▶ **Task prompt**:
Find how many lines in the data below include the word "battery", then write only that number.

[Records from a collection of figures]
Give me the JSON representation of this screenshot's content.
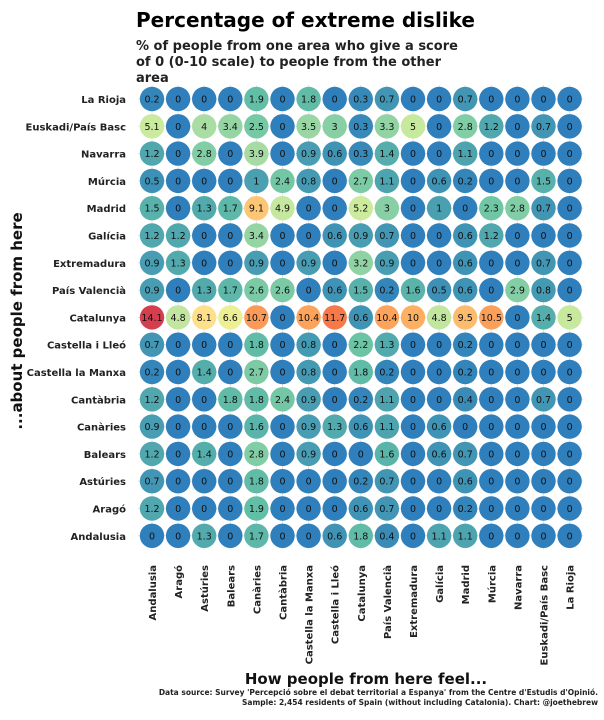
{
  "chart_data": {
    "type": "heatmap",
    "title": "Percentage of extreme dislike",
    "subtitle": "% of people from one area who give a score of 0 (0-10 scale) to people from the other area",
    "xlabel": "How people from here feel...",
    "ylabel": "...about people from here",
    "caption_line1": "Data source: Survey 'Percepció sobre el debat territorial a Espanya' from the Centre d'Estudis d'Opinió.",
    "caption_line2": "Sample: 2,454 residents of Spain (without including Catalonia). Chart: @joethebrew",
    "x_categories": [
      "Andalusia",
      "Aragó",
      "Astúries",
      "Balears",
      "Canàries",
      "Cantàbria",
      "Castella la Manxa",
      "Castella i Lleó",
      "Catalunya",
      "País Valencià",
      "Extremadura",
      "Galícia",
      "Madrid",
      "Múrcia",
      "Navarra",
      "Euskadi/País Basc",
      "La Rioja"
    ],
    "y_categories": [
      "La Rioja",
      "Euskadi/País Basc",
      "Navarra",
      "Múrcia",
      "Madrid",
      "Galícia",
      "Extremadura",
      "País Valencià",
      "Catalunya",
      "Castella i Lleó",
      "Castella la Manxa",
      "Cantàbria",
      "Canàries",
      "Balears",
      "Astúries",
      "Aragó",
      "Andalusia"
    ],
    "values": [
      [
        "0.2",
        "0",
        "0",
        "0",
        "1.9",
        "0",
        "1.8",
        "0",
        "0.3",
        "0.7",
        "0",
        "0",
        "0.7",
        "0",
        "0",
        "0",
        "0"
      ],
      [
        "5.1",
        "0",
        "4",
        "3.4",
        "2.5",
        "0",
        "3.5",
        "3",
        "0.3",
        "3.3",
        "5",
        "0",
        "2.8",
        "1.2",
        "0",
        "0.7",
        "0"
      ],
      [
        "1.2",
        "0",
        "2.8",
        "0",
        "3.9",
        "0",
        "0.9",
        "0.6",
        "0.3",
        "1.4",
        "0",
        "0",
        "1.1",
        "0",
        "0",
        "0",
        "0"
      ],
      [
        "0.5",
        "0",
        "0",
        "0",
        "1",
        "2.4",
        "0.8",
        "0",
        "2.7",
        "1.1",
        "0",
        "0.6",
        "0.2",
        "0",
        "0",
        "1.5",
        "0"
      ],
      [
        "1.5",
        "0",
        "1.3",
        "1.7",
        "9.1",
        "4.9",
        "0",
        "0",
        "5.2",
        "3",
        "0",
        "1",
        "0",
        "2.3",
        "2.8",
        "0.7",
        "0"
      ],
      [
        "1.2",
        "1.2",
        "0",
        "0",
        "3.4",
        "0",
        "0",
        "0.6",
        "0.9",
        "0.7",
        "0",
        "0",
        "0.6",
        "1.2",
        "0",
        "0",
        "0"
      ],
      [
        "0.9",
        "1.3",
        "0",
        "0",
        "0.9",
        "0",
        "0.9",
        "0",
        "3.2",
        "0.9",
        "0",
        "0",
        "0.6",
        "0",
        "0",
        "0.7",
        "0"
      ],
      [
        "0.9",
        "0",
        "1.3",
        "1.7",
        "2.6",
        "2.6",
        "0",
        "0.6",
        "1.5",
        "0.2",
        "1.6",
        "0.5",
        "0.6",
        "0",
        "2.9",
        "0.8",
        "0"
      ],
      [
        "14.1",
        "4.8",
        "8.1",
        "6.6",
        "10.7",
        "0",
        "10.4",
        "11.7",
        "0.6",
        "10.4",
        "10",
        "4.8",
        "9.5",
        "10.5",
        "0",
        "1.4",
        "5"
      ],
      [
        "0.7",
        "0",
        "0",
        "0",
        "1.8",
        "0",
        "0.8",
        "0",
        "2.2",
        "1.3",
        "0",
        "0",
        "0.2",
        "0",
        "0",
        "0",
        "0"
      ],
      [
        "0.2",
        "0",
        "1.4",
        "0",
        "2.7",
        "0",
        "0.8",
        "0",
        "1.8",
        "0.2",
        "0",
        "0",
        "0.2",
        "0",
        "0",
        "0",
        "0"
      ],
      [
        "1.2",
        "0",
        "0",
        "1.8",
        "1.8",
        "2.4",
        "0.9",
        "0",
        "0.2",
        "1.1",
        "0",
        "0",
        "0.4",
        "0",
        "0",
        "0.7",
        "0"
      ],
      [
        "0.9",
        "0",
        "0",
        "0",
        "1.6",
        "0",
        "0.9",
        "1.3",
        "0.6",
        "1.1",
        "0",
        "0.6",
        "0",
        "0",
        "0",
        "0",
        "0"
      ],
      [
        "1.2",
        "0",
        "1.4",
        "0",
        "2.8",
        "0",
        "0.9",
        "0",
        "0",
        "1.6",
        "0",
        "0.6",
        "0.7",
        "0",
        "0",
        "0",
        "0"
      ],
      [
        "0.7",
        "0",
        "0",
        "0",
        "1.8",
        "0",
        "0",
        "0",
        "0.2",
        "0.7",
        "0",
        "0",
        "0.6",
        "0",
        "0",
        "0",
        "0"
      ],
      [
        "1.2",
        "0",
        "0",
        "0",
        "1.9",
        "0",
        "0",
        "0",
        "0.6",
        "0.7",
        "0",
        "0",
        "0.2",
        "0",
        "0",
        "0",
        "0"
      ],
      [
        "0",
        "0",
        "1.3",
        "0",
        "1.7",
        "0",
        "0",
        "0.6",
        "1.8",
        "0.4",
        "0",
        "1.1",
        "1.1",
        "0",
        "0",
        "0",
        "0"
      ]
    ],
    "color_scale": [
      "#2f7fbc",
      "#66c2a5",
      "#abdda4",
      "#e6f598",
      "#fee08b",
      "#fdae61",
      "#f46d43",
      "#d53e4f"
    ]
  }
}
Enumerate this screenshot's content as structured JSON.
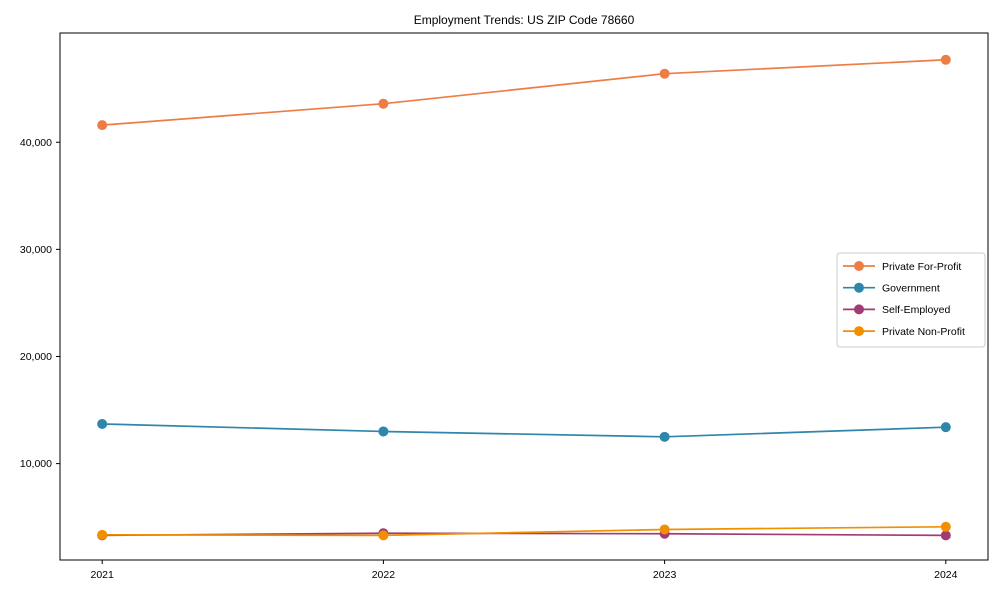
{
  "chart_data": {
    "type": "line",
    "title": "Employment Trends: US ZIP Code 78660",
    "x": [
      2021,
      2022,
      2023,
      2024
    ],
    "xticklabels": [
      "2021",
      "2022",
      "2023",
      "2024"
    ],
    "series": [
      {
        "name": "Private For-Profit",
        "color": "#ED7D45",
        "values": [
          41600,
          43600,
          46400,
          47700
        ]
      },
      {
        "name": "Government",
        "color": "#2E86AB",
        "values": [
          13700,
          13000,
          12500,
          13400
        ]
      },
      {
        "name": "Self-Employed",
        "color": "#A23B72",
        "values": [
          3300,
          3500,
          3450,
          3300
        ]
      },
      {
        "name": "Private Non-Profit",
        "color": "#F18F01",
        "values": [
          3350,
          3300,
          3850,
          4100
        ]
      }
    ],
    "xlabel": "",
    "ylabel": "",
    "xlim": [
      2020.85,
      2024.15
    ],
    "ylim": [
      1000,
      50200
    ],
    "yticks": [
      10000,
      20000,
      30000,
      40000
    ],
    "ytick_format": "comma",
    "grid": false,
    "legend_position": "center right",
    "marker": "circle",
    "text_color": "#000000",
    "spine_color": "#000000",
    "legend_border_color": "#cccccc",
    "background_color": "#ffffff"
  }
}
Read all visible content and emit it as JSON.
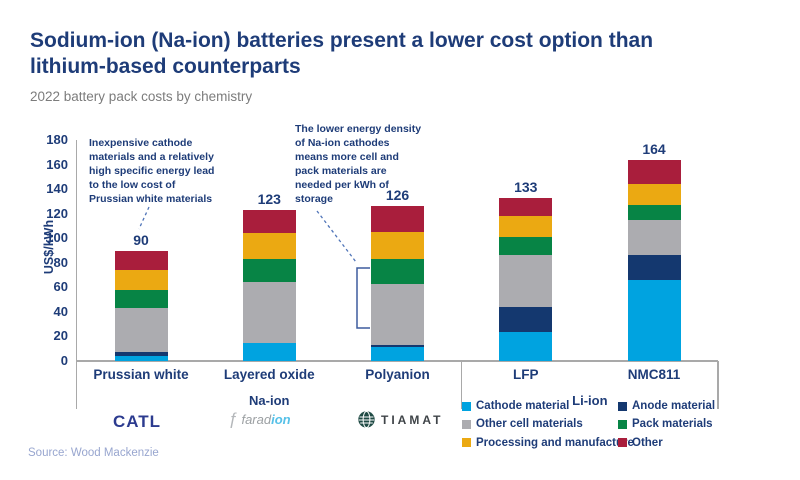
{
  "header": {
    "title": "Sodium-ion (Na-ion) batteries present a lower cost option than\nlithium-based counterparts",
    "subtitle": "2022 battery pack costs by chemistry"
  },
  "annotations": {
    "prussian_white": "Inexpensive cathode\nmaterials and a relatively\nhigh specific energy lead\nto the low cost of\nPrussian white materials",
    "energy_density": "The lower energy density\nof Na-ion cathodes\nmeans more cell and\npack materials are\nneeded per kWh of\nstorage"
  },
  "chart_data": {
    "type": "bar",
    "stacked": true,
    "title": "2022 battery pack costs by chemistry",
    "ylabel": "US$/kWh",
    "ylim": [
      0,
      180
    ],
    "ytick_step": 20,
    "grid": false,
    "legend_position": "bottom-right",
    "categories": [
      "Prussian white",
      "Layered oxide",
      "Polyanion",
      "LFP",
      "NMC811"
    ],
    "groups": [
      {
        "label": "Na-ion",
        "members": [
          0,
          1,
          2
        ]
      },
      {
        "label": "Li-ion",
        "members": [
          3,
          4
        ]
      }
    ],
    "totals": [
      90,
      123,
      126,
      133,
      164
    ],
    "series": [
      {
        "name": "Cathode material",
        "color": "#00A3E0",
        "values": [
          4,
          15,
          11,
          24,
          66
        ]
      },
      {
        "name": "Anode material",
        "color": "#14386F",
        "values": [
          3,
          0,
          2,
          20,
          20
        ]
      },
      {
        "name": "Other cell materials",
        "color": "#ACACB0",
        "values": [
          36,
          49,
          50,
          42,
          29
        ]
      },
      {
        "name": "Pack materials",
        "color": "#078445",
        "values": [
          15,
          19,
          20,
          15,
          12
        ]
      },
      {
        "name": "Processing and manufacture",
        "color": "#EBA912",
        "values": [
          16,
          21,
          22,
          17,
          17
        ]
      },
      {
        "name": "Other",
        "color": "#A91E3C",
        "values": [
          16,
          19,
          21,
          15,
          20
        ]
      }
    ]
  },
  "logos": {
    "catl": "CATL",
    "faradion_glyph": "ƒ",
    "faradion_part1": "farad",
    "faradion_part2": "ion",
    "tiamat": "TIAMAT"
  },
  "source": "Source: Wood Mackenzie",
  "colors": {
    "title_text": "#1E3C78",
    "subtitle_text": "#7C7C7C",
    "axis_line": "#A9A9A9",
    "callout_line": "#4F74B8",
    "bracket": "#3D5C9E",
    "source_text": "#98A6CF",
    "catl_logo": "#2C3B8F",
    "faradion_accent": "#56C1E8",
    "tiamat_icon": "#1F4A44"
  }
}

▶ **The reply**:
2